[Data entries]
· · · · ·
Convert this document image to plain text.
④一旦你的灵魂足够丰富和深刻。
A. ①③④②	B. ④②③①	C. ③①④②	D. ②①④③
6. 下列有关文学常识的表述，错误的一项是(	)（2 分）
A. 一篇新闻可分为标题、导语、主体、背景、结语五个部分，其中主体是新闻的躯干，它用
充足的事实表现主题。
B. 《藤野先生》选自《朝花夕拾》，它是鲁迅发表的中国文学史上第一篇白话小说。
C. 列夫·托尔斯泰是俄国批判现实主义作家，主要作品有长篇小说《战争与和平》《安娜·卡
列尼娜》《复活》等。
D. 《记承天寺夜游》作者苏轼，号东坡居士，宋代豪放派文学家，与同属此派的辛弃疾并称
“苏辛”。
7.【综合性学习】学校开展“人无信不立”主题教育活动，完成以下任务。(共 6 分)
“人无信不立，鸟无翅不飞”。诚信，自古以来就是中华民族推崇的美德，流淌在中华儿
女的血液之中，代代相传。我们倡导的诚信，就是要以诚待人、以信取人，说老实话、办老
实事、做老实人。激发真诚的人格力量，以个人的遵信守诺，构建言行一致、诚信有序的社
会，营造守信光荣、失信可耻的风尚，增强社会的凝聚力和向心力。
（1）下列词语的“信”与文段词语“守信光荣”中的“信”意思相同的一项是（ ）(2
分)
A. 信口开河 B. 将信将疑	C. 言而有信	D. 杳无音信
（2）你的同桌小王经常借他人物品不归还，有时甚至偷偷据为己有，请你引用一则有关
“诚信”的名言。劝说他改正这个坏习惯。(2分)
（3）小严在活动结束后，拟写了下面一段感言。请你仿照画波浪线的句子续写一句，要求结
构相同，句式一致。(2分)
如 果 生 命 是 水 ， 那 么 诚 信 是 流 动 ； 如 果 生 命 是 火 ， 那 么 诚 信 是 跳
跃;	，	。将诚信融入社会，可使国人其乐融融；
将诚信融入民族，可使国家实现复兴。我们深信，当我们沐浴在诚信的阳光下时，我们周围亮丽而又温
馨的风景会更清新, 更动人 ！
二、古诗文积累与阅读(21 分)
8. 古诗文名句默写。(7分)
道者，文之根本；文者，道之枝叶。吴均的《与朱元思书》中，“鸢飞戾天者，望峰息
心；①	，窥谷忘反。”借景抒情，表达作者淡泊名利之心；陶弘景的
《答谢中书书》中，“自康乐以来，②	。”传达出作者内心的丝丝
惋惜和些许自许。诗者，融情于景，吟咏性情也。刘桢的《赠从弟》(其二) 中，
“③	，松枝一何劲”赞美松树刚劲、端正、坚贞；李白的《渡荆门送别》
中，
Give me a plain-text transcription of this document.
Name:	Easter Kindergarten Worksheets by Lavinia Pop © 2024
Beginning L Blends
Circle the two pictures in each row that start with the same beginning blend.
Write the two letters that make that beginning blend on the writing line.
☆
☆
· · · · ·
--- Challenge ---
Reproduce the records above exactly, starting with the line that contains "Give me a plain-text" and ending with the last line.

--- Reply to the task ---
Give me a plain-text transcription of this document.
Name:	Easter Kindergarten Worksheets by Lavinia Pop © 2024
Beginning L Blends
Circle the two pictures in each row that start with the same beginning blend.
Write the two letters that make that beginning blend on the writing line.
☆
☆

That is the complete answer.